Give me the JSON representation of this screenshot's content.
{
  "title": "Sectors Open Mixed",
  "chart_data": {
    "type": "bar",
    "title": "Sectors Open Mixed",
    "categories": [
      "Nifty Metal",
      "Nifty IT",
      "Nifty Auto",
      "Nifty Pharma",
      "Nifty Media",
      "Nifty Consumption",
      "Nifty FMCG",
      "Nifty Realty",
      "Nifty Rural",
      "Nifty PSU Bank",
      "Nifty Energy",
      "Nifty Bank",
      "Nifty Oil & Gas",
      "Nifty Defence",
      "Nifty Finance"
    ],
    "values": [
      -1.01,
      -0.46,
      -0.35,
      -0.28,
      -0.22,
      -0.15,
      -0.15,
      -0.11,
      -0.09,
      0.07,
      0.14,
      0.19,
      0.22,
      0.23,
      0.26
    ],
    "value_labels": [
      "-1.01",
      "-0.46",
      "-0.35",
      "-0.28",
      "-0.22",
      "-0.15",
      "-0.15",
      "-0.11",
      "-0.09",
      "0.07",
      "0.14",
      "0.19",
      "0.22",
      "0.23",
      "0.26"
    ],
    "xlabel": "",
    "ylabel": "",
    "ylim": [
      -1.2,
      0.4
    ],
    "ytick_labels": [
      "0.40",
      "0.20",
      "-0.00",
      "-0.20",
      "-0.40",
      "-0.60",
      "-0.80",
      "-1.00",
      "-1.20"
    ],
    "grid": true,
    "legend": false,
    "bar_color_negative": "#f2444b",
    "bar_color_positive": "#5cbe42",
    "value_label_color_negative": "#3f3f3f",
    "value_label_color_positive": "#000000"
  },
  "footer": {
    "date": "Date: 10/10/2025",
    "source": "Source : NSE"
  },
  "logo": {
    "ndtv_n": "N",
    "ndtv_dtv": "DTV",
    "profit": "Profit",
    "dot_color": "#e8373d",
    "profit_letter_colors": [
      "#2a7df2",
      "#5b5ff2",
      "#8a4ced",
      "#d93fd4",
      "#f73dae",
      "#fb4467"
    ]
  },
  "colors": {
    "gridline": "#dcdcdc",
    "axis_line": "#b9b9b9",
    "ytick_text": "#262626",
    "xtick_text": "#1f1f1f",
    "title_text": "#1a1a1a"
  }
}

- Task requirements
Above are the records; retype every one exactly.

- Result of this task
Give me the JSON representation of this screenshot's content.
{
  "title": "Sectors Open Mixed",
  "chart_data": {
    "type": "bar",
    "title": "Sectors Open Mixed",
    "categories": [
      "Nifty Metal",
      "Nifty IT",
      "Nifty Auto",
      "Nifty Pharma",
      "Nifty Media",
      "Nifty Consumption",
      "Nifty FMCG",
      "Nifty Realty",
      "Nifty Rural",
      "Nifty PSU Bank",
      "Nifty Energy",
      "Nifty Bank",
      "Nifty Oil & Gas",
      "Nifty Defence",
      "Nifty Finance"
    ],
    "values": [
      -1.01,
      -0.46,
      -0.35,
      -0.28,
      -0.22,
      -0.15,
      -0.15,
      -0.11,
      -0.09,
      0.07,
      0.14,
      0.19,
      0.22,
      0.23,
      0.26
    ],
    "value_labels": [
      "-1.01",
      "-0.46",
      "-0.35",
      "-0.28",
      "-0.22",
      "-0.15",
      "-0.15",
      "-0.11",
      "-0.09",
      "0.07",
      "0.14",
      "0.19",
      "0.22",
      "0.23",
      "0.26"
    ],
    "xlabel": "",
    "ylabel": "",
    "ylim": [
      -1.2,
      0.4
    ],
    "ytick_labels": [
      "0.40",
      "0.20",
      "-0.00",
      "-0.20",
      "-0.40",
      "-0.60",
      "-0.80",
      "-1.00",
      "-1.20"
    ],
    "grid": true,
    "legend": false,
    "bar_color_negative": "#f2444b",
    "bar_color_positive": "#5cbe42",
    "value_label_color_negative": "#3f3f3f",
    "value_label_color_positive": "#000000"
  },
  "footer": {
    "date": "Date: 10/10/2025",
    "source": "Source : NSE"
  },
  "logo": {
    "ndtv_n": "N",
    "ndtv_dtv": "DTV",
    "profit": "Profit",
    "dot_color": "#e8373d",
    "profit_letter_colors": [
      "#2a7df2",
      "#5b5ff2",
      "#8a4ced",
      "#d93fd4",
      "#f73dae",
      "#fb4467"
    ]
  },
  "colors": {
    "gridline": "#dcdcdc",
    "axis_line": "#b9b9b9",
    "ytick_text": "#262626",
    "xtick_text": "#1f1f1f",
    "title_text": "#1a1a1a"
  }
}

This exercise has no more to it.